Every record that follows should be printed verbatim.

-- -- --

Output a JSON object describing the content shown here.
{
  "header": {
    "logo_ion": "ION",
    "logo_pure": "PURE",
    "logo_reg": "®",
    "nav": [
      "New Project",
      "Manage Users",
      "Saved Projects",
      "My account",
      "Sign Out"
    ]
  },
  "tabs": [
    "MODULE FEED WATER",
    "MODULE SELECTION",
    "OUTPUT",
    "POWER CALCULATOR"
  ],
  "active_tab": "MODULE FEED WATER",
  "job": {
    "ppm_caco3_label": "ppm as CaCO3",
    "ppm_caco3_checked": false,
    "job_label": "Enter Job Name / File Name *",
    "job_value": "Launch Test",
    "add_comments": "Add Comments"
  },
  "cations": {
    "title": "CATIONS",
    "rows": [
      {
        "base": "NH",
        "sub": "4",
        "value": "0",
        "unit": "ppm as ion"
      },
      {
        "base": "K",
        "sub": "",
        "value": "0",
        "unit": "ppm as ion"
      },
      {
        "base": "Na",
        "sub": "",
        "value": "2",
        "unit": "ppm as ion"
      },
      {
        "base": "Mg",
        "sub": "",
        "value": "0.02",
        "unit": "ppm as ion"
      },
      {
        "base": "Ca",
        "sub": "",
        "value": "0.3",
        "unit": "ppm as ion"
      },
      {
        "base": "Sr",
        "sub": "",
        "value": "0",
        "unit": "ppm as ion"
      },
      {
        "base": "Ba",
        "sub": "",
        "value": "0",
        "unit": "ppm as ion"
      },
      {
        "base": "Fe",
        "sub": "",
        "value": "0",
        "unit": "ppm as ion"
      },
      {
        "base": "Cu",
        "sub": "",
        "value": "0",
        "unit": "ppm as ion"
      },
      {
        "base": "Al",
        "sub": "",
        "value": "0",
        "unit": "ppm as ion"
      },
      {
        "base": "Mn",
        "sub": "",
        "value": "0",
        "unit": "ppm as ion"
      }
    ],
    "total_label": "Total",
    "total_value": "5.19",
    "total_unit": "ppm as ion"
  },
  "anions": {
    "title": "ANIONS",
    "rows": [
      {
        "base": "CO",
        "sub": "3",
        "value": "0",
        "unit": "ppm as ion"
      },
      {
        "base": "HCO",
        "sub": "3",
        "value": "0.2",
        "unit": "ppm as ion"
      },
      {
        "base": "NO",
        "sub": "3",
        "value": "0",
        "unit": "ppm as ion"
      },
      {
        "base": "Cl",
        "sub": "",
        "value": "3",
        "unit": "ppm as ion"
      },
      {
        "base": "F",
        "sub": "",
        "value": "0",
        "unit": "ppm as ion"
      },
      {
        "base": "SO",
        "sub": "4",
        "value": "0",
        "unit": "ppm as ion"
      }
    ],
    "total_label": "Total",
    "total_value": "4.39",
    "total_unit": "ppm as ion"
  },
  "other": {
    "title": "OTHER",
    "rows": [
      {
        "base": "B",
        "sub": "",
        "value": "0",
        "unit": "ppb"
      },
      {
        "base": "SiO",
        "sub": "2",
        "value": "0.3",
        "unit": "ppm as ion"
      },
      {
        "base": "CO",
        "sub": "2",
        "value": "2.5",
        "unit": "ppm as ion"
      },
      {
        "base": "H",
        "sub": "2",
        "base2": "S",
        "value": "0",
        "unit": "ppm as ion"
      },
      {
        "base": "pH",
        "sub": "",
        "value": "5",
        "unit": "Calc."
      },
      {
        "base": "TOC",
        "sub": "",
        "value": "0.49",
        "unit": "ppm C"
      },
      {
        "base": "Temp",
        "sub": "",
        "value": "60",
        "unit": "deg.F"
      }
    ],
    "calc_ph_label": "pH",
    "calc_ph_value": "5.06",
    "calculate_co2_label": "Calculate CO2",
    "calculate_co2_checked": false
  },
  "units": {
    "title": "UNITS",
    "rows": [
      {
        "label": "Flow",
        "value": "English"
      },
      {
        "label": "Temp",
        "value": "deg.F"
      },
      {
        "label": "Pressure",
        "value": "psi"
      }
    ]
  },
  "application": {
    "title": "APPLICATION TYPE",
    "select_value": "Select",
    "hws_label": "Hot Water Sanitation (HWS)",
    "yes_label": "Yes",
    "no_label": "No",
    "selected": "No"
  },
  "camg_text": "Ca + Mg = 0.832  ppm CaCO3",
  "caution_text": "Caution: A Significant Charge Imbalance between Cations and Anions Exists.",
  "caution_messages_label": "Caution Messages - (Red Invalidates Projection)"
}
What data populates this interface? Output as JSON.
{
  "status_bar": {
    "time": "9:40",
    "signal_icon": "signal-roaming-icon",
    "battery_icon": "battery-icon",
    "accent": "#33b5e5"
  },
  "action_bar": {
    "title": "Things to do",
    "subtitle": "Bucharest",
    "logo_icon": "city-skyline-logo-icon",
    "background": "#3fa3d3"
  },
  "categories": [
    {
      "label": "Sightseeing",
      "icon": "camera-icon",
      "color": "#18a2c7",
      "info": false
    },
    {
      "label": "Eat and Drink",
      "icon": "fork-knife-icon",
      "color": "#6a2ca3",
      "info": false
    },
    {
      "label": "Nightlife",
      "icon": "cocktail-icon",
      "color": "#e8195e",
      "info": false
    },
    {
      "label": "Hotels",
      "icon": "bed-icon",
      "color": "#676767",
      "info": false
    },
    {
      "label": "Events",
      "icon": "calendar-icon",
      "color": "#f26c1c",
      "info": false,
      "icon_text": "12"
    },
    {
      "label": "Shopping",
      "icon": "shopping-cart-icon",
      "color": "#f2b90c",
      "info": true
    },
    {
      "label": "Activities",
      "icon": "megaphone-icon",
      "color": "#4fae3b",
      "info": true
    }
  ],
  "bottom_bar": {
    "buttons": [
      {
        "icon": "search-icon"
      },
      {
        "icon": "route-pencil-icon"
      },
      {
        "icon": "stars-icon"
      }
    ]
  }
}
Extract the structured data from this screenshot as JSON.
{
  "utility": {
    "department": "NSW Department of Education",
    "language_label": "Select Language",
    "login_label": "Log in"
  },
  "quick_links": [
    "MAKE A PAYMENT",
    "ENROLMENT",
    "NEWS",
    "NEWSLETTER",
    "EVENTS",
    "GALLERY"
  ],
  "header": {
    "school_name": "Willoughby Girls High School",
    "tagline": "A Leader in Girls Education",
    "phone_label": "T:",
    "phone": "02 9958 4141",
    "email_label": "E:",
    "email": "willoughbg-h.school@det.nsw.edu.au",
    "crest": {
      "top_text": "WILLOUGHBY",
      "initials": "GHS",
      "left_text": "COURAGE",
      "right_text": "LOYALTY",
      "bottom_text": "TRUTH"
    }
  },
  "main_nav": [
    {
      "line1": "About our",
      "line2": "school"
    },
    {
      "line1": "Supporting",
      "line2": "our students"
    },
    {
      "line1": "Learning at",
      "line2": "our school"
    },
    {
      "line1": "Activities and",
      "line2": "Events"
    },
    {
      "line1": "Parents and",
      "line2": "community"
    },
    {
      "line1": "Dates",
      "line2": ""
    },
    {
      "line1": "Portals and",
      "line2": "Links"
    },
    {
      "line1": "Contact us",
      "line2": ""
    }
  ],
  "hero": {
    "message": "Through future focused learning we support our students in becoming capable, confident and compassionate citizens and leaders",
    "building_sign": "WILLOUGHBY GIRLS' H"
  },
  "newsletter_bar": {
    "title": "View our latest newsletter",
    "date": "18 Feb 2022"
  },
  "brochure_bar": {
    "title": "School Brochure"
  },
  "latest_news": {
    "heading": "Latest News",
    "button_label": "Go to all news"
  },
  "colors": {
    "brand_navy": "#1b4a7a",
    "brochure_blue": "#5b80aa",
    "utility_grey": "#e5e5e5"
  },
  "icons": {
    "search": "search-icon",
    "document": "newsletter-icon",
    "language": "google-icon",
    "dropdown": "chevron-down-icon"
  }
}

-- -- --

> _SOLUTION_
Output a JSON object describing the content shown here.
{
  "header": {
    "logo_ion": "ION",
    "logo_pure": "PURE",
    "logo_reg": "®",
    "nav": [
      "New Project",
      "Manage Users",
      "Saved Projects",
      "My account",
      "Sign Out"
    ]
  },
  "tabs": [
    "MODULE FEED WATER",
    "MODULE SELECTION",
    "OUTPUT",
    "POWER CALCULATOR"
  ],
  "active_tab": "MODULE FEED WATER",
  "job": {
    "ppm_caco3_label": "ppm as CaCO3",
    "ppm_caco3_checked": false,
    "job_label": "Enter Job Name / File Name *",
    "job_value": "Launch Test",
    "add_comments": "Add Comments"
  },
  "cations": {
    "title": "CATIONS",
    "rows": [
      {
        "base": "NH",
        "sub": "4",
        "value": "0",
        "unit": "ppm as ion"
      },
      {
        "base": "K",
        "sub": "",
        "value": "0",
        "unit": "ppm as ion"
      },
      {
        "base": "Na",
        "sub": "",
        "value": "2",
        "unit": "ppm as ion"
      },
      {
        "base": "Mg",
        "sub": "",
        "value": "0.02",
        "unit": "ppm as ion"
      },
      {
        "base": "Ca",
        "sub": "",
        "value": "0.3",
        "unit": "ppm as ion"
      },
      {
        "base": "Sr",
        "sub": "",
        "value": "0",
        "unit": "ppm as ion"
      },
      {
        "base": "Ba",
        "sub": "",
        "value": "0",
        "unit": "ppm as ion"
      },
      {
        "base": "Fe",
        "sub": "",
        "value": "0",
        "unit": "ppm as ion"
      },
      {
        "base": "Cu",
        "sub": "",
        "value": "0",
        "unit": "ppm as ion"
      },
      {
        "base": "Al",
        "sub": "",
        "value": "0",
        "unit": "ppm as ion"
      },
      {
        "base": "Mn",
        "sub": "",
        "value": "0",
        "unit": "ppm as ion"
      }
    ],
    "total_label": "Total",
    "total_value": "5.19",
    "total_unit": "ppm as ion"
  },
  "anions": {
    "title": "ANIONS",
    "rows": [
      {
        "base": "CO",
        "sub": "3",
        "value": "0",
        "unit": "ppm as ion"
      },
      {
        "base": "HCO",
        "sub": "3",
        "value": "0.2",
        "unit": "ppm as ion"
      },
      {
        "base": "NO",
        "sub": "3",
        "value": "0",
        "unit": "ppm as ion"
      },
      {
        "base": "Cl",
        "sub": "",
        "value": "3",
        "unit": "ppm as ion"
      },
      {
        "base": "F",
        "sub": "",
        "value": "0",
        "unit": "ppm as ion"
      },
      {
        "base": "SO",
        "sub": "4",
        "value": "0",
        "unit": "ppm as ion"
      }
    ],
    "total_label": "Total",
    "total_value": "4.39",
    "total_unit": "ppm as ion"
  },
  "other": {
    "title": "OTHER",
    "rows": [
      {
        "base": "B",
        "sub": "",
        "value": "0",
        "unit": "ppb"
      },
      {
        "base": "SiO",
        "sub": "2",
        "value": "0.3",
        "unit": "ppm as ion"
      },
      {
        "base": "CO",
        "sub": "2",
        "value": "2.5",
        "unit": "ppm as ion"
      },
      {
        "base": "H",
        "sub": "2",
        "base2": "S",
        "value": "0",
        "unit": "ppm as ion"
      },
      {
        "base": "pH",
        "sub": "",
        "value": "5",
        "unit": "Calc."
      },
      {
        "base": "TOC",
        "sub": "",
        "value": "0.49",
        "unit": "ppm C"
      },
      {
        "base": "Temp",
        "sub": "",
        "value": "60",
        "unit": "deg.F"
      }
    ],
    "calc_ph_label": "pH",
    "calc_ph_value": "5.06",
    "calculate_co2_label": "Calculate CO2",
    "calculate_co2_checked": false
  },
  "units": {
    "title": "UNITS",
    "rows": [
      {
        "label": "Flow",
        "value": "English"
      },
      {
        "label": "Temp",
        "value": "deg.F"
      },
      {
        "label": "Pressure",
        "value": "psi"
      }
    ]
  },
  "application": {
    "title": "APPLICATION TYPE",
    "select_value": "Select",
    "hws_label": "Hot Water Sanitation (HWS)",
    "yes_label": "Yes",
    "no_label": "No",
    "selected": "No"
  },
  "camg_text": "Ca + Mg = 0.832  ppm CaCO3",
  "caution_text": "Caution: A Significant Charge Imbalance between Cations and Anions Exists.",
  "caution_messages_label": "Caution Messages - (Red Invalidates Projection)"
}
What data populates this interface? Output as JSON.
{
  "status_bar": {
    "time": "9:40",
    "signal_icon": "signal-roaming-icon",
    "battery_icon": "battery-icon",
    "accent": "#33b5e5"
  },
  "action_bar": {
    "title": "Things to do",
    "subtitle": "Bucharest",
    "logo_icon": "city-skyline-logo-icon",
    "background": "#3fa3d3"
  },
  "categories": [
    {
      "label": "Sightseeing",
      "icon": "camera-icon",
      "color": "#18a2c7",
      "info": false
    },
    {
      "label": "Eat and Drink",
      "icon": "fork-knife-icon",
      "color": "#6a2ca3",
      "info": false
    },
    {
      "label": "Nightlife",
      "icon": "cocktail-icon",
      "color": "#e8195e",
      "info": false
    },
    {
      "label": "Hotels",
      "icon": "bed-icon",
      "color": "#676767",
      "info": false
    },
    {
      "label": "Events",
      "icon": "calendar-icon",
      "color": "#f26c1c",
      "info": false,
      "icon_text": "12"
    },
    {
      "label": "Shopping",
      "icon": "shopping-cart-icon",
      "color": "#f2b90c",
      "info": true
    },
    {
      "label": "Activities",
      "icon": "megaphone-icon",
      "color": "#4fae3b",
      "info": true
    }
  ],
  "bottom_bar": {
    "buttons": [
      {
        "icon": "search-icon"
      },
      {
        "icon": "route-pencil-icon"
      },
      {
        "icon": "stars-icon"
      }
    ]
  }
}
Extract the structured data from this screenshot as JSON.
{
  "utility": {
    "department": "NSW Department of Education",
    "language_label": "Select Language",
    "login_label": "Log in"
  },
  "quick_links": [
    "MAKE A PAYMENT",
    "ENROLMENT",
    "NEWS",
    "NEWSLETTER",
    "EVENTS",
    "GALLERY"
  ],
  "header": {
    "school_name": "Willoughby Girls High School",
    "tagline": "A Leader in Girls Education",
    "phone_label": "T:",
    "phone": "02 9958 4141",
    "email_label": "E:",
    "email": "willoughbg-h.school@det.nsw.edu.au",
    "crest": {
      "top_text": "WILLOUGHBY",
      "initials": "GHS",
      "left_text": "COURAGE",
      "right_text": "LOYALTY",
      "bottom_text": "TRUTH"
    }
  },
  "main_nav": [
    {
      "line1": "About our",
      "line2": "school"
    },
    {
      "line1": "Supporting",
      "line2": "our students"
    },
    {
      "line1": "Learning at",
      "line2": "our school"
    },
    {
      "line1": "Activities and",
      "line2": "Events"
    },
    {
      "line1": "Parents and",
      "line2": "community"
    },
    {
      "line1": "Dates",
      "line2": ""
    },
    {
      "line1": "Portals and",
      "line2": "Links"
    },
    {
      "line1": "Contact us",
      "line2": ""
    }
  ],
  "hero": {
    "message": "Through future focused learning we support our students in becoming capable, confident and compassionate citizens and leaders",
    "building_sign": "WILLOUGHBY GIRLS' H"
  },
  "newsletter_bar": {
    "title": "View our latest newsletter",
    "date": "18 Feb 2022"
  },
  "brochure_bar": {
    "title": "School Brochure"
  },
  "latest_news": {
    "heading": "Latest News",
    "button_label": "Go to all news"
  },
  "colors": {
    "brand_navy": "#1b4a7a",
    "brochure_blue": "#5b80aa",
    "utility_grey": "#e5e5e5"
  },
  "icons": {
    "search": "search-icon",
    "document": "newsletter-icon",
    "language": "google-icon",
    "dropdown": "chevron-down-icon"
  }
}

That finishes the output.